**Short problem:** Reproduce every row below character for character, omitting the pictures.

**Recorded information:**
----

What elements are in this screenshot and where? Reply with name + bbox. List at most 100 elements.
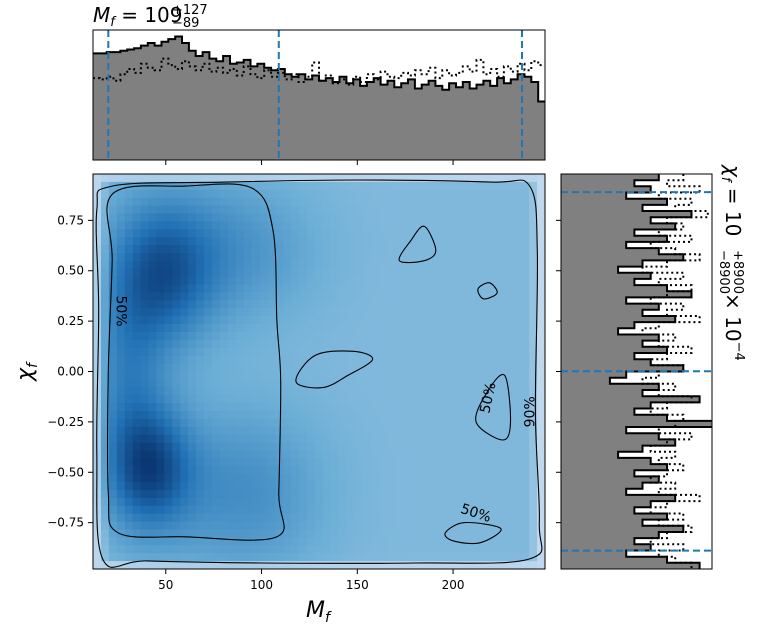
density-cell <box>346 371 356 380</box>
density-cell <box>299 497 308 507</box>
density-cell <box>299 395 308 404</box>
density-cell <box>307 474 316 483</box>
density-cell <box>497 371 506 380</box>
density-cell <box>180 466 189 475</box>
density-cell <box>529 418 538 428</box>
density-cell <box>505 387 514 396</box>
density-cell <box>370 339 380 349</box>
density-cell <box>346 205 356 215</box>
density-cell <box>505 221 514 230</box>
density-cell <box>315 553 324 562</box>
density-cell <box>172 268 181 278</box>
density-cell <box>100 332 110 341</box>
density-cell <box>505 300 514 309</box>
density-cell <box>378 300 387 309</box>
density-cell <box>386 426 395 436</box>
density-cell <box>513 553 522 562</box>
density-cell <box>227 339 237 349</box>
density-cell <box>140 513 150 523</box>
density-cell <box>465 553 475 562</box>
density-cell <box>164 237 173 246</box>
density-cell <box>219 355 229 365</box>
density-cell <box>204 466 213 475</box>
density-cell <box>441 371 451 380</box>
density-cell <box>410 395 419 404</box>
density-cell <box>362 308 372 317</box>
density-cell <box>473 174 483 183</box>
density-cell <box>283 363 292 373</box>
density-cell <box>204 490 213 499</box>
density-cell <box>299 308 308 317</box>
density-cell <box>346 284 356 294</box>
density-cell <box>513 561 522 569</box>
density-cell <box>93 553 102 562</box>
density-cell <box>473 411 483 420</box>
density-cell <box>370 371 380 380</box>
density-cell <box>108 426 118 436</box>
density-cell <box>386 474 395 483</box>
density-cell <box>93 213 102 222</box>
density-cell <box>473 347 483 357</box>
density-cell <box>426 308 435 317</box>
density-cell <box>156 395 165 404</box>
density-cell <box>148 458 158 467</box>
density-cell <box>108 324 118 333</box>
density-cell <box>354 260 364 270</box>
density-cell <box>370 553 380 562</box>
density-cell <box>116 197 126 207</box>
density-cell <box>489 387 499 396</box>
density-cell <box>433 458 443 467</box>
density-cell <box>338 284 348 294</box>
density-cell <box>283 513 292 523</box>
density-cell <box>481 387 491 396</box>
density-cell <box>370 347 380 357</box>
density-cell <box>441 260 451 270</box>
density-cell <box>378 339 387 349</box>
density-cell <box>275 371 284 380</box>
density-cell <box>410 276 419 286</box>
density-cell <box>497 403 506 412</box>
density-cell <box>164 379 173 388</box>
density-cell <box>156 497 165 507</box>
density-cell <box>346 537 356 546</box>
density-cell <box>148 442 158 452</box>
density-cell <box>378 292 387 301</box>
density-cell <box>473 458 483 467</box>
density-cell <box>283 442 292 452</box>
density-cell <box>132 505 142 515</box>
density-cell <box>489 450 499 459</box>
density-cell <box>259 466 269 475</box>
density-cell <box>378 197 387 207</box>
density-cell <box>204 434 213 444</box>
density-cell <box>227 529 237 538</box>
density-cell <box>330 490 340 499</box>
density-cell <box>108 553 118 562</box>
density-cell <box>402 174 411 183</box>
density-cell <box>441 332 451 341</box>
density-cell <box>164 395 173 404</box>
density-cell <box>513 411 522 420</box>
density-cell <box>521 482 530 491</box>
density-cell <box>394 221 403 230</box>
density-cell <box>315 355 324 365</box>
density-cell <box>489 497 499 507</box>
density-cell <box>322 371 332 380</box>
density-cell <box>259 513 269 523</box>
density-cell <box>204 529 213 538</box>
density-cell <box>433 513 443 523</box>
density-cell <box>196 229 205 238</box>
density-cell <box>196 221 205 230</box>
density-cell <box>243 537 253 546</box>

----

**Written response:**
What elements are in this screenshot and where? Reply with name + bbox. List at most 100 elements.
density-cell <box>346 371 356 380</box>
density-cell <box>299 497 308 507</box>
density-cell <box>299 395 308 404</box>
density-cell <box>307 474 316 483</box>
density-cell <box>497 371 506 380</box>
density-cell <box>180 466 189 475</box>
density-cell <box>529 418 538 428</box>
density-cell <box>505 387 514 396</box>
density-cell <box>370 339 380 349</box>
density-cell <box>346 205 356 215</box>
density-cell <box>505 221 514 230</box>
density-cell <box>315 553 324 562</box>
density-cell <box>172 268 181 278</box>
density-cell <box>100 332 110 341</box>
density-cell <box>505 300 514 309</box>
density-cell <box>378 300 387 309</box>
density-cell <box>386 426 395 436</box>
density-cell <box>513 553 522 562</box>
density-cell <box>227 339 237 349</box>
density-cell <box>140 513 150 523</box>
density-cell <box>465 553 475 562</box>
density-cell <box>164 237 173 246</box>
density-cell <box>219 355 229 365</box>
density-cell <box>204 466 213 475</box>
density-cell <box>441 371 451 380</box>
density-cell <box>410 395 419 404</box>
density-cell <box>362 308 372 317</box>
density-cell <box>473 174 483 183</box>
density-cell <box>283 363 292 373</box>
density-cell <box>204 490 213 499</box>
density-cell <box>299 308 308 317</box>
density-cell <box>346 284 356 294</box>
density-cell <box>513 561 522 569</box>
density-cell <box>93 553 102 562</box>
density-cell <box>473 411 483 420</box>
density-cell <box>370 371 380 380</box>
density-cell <box>108 426 118 436</box>
density-cell <box>386 474 395 483</box>
density-cell <box>93 213 102 222</box>
density-cell <box>473 347 483 357</box>
density-cell <box>426 308 435 317</box>
density-cell <box>156 395 165 404</box>
density-cell <box>148 458 158 467</box>
density-cell <box>108 324 118 333</box>
density-cell <box>354 260 364 270</box>
density-cell <box>370 553 380 562</box>
density-cell <box>116 197 126 207</box>
density-cell <box>489 387 499 396</box>
density-cell <box>433 458 443 467</box>
density-cell <box>338 284 348 294</box>
density-cell <box>283 513 292 523</box>
density-cell <box>481 387 491 396</box>
density-cell <box>370 347 380 357</box>
density-cell <box>441 260 451 270</box>
density-cell <box>378 339 387 349</box>
density-cell <box>275 371 284 380</box>
density-cell <box>410 276 419 286</box>
density-cell <box>497 403 506 412</box>
density-cell <box>164 379 173 388</box>
density-cell <box>156 497 165 507</box>
density-cell <box>346 537 356 546</box>
density-cell <box>148 442 158 452</box>
density-cell <box>378 292 387 301</box>
density-cell <box>473 458 483 467</box>
density-cell <box>283 442 292 452</box>
density-cell <box>132 505 142 515</box>
density-cell <box>489 450 499 459</box>
density-cell <box>259 466 269 475</box>
density-cell <box>378 197 387 207</box>
density-cell <box>204 434 213 444</box>
density-cell <box>227 529 237 538</box>
density-cell <box>330 490 340 499</box>
density-cell <box>108 553 118 562</box>
density-cell <box>402 174 411 183</box>
density-cell <box>441 332 451 341</box>
density-cell <box>164 395 173 404</box>
density-cell <box>513 411 522 420</box>
density-cell <box>521 482 530 491</box>
density-cell <box>394 221 403 230</box>
density-cell <box>315 355 324 365</box>
density-cell <box>489 497 499 507</box>
density-cell <box>322 371 332 380</box>
density-cell <box>259 513 269 523</box>
density-cell <box>204 529 213 538</box>
density-cell <box>433 513 443 523</box>
density-cell <box>196 229 205 238</box>
density-cell <box>196 221 205 230</box>
density-cell <box>243 537 253 546</box>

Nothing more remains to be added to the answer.